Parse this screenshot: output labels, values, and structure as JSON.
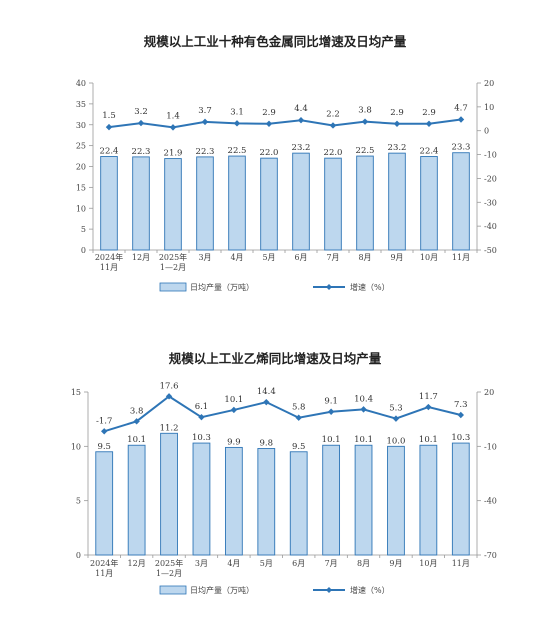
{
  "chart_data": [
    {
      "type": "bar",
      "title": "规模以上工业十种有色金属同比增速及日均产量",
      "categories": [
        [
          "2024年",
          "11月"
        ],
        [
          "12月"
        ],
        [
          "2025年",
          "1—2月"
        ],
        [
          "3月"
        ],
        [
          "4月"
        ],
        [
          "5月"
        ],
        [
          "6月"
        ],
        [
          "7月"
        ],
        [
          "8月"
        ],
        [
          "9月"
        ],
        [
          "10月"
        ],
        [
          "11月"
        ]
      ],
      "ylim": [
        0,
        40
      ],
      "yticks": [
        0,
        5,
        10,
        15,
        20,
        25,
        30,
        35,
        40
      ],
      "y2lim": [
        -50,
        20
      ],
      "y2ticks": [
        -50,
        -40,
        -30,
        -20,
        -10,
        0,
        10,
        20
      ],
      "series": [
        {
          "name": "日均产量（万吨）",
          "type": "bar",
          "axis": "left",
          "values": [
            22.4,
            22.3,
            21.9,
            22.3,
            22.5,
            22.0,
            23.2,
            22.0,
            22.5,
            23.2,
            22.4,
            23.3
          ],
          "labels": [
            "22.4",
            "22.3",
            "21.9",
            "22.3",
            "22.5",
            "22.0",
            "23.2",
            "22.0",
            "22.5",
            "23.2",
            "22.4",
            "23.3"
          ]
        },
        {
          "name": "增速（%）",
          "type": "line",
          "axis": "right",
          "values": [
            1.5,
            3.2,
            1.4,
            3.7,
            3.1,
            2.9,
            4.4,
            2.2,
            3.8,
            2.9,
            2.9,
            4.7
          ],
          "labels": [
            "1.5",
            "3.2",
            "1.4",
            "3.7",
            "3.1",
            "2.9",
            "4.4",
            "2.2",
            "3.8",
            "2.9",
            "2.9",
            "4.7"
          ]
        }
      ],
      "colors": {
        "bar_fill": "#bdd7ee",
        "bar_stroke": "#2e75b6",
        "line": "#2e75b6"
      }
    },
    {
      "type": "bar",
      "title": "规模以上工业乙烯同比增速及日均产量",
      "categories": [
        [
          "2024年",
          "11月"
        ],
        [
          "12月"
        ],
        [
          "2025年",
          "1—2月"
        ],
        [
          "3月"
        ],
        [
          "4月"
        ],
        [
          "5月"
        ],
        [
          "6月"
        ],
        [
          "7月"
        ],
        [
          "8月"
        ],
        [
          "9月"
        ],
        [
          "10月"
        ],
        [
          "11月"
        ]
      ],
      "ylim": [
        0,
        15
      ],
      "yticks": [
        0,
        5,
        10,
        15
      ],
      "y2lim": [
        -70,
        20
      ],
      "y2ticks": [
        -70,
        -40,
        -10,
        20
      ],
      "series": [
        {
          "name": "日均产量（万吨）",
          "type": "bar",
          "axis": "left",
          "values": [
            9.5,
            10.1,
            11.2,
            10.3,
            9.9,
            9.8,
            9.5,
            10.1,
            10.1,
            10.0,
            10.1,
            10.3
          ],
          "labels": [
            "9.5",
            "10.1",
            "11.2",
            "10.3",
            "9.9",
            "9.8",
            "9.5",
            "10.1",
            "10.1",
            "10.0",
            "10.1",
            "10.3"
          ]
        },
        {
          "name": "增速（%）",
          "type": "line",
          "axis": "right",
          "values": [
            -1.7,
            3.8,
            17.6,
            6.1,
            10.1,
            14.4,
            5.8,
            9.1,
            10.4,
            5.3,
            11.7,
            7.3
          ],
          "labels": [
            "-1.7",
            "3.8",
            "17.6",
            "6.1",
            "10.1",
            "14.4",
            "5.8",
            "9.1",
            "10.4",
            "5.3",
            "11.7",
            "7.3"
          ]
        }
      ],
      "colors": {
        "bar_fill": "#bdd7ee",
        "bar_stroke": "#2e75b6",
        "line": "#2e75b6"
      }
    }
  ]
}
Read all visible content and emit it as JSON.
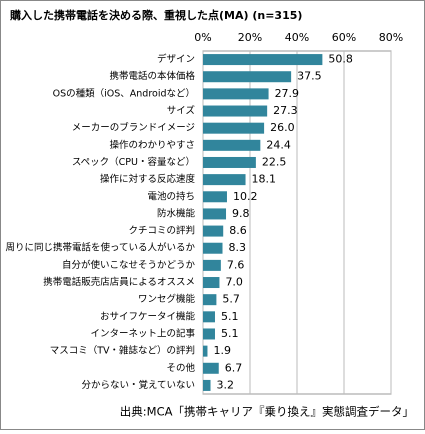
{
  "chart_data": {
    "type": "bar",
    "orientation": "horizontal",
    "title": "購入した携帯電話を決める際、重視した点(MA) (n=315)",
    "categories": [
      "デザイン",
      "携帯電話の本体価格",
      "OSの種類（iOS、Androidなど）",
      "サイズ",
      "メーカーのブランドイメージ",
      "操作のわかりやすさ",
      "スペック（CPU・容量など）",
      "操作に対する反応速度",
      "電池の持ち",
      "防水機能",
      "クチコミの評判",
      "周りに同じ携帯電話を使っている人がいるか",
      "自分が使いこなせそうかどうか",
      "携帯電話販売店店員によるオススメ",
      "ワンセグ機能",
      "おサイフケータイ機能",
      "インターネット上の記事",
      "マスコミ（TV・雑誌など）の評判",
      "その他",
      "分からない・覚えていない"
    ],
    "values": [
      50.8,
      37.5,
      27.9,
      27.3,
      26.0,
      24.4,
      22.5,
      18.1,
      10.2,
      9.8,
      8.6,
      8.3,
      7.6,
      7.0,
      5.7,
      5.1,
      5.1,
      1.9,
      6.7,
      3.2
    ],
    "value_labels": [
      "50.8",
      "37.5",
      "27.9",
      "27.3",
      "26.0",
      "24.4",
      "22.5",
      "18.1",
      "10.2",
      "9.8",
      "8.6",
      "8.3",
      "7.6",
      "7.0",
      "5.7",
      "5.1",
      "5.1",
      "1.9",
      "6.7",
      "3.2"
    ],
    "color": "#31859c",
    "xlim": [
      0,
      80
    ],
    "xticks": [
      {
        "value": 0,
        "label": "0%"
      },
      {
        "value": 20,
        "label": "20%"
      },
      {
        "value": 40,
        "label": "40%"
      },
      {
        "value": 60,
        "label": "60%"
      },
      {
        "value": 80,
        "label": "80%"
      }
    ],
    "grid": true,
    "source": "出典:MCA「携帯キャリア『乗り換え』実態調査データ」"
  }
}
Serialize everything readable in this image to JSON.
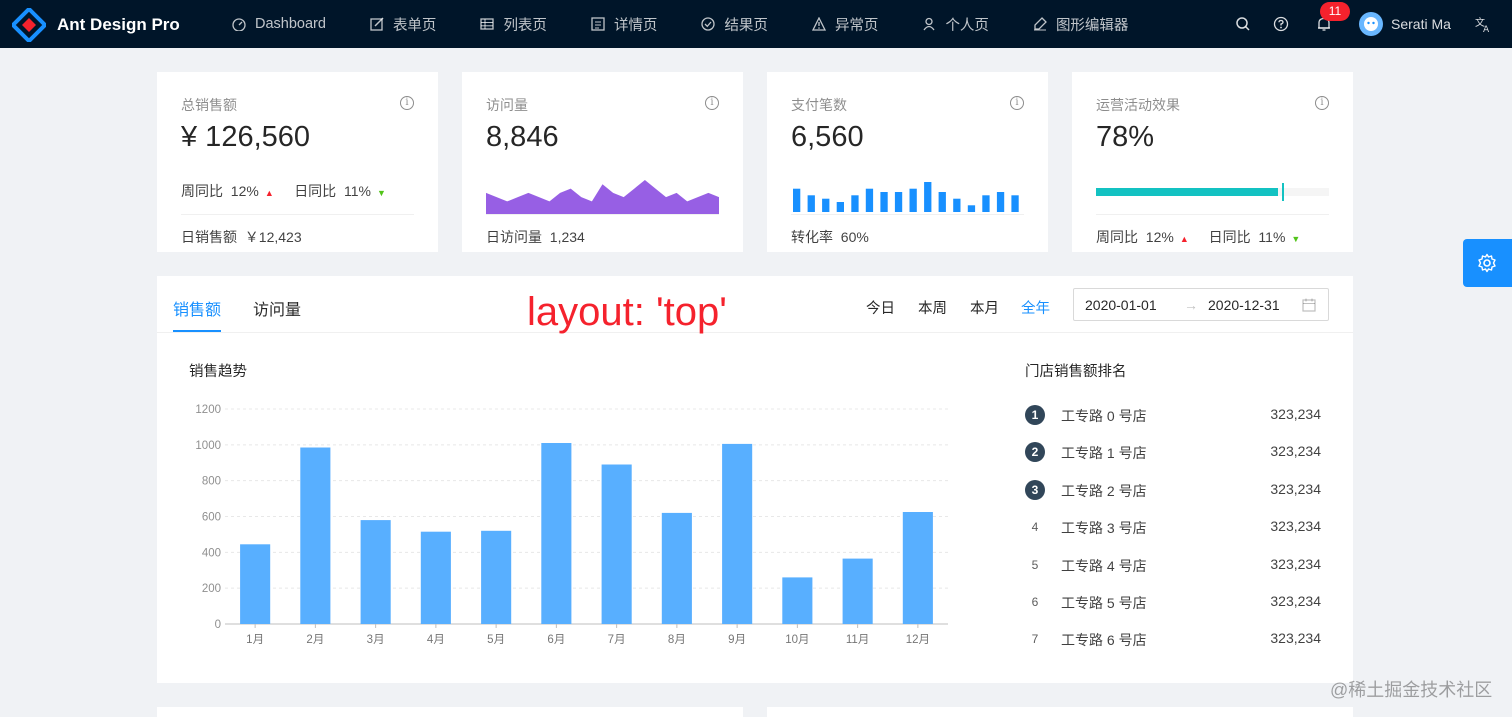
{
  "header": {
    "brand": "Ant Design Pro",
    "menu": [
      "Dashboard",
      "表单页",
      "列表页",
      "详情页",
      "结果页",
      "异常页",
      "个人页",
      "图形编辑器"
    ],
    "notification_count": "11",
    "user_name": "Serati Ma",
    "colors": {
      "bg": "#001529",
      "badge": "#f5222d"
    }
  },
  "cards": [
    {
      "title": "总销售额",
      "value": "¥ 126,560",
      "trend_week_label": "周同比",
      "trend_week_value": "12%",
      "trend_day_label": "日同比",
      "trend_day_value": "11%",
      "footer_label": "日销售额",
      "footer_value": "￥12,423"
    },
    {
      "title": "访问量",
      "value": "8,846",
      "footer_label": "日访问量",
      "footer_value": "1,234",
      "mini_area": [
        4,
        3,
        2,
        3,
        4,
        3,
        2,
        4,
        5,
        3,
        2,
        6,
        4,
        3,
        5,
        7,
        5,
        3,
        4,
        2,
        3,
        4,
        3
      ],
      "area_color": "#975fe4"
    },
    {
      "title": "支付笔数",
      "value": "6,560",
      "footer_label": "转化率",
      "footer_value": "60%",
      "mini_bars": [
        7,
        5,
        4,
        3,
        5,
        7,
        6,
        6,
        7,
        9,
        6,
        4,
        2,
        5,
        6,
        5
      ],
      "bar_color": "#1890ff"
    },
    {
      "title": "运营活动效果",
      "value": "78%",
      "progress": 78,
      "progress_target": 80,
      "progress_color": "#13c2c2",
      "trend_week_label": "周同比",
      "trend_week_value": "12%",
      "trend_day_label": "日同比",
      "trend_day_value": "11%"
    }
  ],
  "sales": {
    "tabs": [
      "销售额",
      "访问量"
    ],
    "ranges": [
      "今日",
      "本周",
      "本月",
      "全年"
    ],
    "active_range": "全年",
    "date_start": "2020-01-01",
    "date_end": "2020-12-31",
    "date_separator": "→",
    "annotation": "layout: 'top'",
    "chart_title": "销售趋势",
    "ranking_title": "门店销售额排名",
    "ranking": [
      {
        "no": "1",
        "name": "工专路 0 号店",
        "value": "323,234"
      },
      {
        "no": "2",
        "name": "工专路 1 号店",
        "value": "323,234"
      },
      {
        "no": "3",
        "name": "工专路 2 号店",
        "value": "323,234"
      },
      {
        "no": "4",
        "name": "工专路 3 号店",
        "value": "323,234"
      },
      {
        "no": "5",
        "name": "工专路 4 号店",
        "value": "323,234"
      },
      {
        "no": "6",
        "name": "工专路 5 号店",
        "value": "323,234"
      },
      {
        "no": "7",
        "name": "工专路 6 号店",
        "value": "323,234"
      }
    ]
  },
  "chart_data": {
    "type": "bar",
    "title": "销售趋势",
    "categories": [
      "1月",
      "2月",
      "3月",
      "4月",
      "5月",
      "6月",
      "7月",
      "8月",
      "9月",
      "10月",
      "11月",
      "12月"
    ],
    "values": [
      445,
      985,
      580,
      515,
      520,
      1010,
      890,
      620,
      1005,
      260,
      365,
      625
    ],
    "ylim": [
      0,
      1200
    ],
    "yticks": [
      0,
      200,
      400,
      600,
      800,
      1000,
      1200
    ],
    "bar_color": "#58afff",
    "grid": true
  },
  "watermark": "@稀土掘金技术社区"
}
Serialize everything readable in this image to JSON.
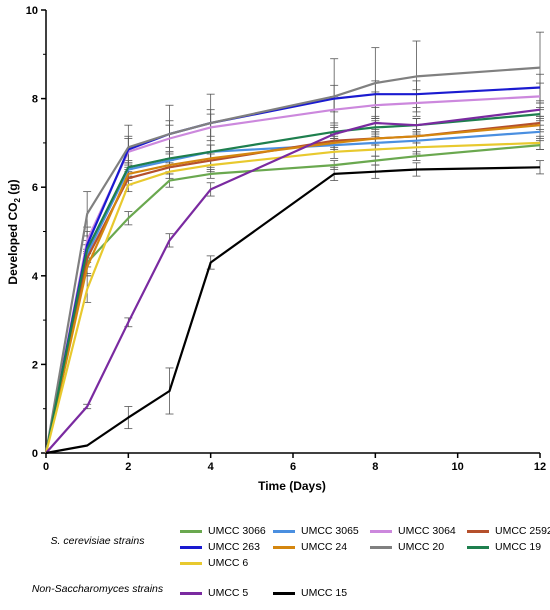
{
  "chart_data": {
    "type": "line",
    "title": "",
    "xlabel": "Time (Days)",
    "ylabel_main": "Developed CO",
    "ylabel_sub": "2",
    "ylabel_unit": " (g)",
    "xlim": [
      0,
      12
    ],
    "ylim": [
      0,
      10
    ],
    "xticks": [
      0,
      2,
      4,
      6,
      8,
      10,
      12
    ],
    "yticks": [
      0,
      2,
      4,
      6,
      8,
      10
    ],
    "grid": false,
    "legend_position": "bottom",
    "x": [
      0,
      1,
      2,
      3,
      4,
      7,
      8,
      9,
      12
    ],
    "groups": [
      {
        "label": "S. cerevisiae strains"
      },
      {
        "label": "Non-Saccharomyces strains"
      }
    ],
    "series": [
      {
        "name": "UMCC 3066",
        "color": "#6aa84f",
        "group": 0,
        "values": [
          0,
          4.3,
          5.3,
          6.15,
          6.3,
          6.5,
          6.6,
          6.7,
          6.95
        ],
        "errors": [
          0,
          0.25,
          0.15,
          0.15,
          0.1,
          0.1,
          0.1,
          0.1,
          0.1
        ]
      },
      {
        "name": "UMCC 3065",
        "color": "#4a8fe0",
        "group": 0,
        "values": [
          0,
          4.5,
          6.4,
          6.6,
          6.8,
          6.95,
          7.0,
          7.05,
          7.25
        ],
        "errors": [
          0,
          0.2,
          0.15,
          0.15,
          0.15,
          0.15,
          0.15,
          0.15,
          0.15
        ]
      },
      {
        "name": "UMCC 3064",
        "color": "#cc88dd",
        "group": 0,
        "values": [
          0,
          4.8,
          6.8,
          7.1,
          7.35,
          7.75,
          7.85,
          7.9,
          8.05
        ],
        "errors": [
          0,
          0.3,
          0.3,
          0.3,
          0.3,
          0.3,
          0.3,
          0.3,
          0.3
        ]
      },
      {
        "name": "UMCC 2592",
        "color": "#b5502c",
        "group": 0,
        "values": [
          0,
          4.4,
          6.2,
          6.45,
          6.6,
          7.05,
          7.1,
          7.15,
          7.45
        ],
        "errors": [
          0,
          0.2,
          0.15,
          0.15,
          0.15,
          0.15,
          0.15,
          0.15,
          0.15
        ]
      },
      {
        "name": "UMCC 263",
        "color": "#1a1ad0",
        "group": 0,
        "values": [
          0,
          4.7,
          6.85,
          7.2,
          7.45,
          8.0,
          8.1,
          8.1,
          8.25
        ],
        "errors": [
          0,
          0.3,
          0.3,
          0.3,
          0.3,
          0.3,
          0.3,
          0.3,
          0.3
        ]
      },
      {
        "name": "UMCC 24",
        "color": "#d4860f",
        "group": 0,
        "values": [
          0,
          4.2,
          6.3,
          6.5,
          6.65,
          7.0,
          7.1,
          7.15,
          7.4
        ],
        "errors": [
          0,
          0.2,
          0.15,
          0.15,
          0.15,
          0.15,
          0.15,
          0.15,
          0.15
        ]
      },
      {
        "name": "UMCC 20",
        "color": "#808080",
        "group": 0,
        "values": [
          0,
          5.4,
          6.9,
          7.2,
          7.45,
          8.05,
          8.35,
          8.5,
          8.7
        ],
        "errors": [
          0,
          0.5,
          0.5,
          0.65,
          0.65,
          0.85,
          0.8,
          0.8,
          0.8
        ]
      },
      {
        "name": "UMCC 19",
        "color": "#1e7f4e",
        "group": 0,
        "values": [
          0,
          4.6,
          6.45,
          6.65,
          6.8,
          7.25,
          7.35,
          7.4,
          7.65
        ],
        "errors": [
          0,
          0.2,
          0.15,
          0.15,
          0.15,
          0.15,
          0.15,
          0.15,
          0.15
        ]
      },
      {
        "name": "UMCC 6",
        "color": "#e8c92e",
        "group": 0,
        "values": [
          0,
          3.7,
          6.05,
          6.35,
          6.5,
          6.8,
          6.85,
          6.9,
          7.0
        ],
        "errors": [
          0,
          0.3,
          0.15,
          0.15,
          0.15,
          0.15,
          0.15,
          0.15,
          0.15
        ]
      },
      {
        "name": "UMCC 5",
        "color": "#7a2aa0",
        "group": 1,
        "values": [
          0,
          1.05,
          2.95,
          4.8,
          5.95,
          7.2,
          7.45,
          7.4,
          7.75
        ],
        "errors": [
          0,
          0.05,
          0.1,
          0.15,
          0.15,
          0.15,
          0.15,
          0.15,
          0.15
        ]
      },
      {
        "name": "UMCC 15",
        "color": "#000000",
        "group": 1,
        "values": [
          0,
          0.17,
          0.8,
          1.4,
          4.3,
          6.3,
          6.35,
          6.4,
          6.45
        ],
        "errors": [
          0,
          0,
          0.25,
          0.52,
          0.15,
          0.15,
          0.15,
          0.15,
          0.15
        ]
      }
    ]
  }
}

******

(AIM):
Search the material above for "JSON". Pull out each line where it shows up.

(REPLY):
Parse this screenshot: output labels, values, and structure as JSON.
Read all visible content and emit it as JSON.
Serialize everything readable in this image to JSON.
Serialize everything readable in this image to JSON.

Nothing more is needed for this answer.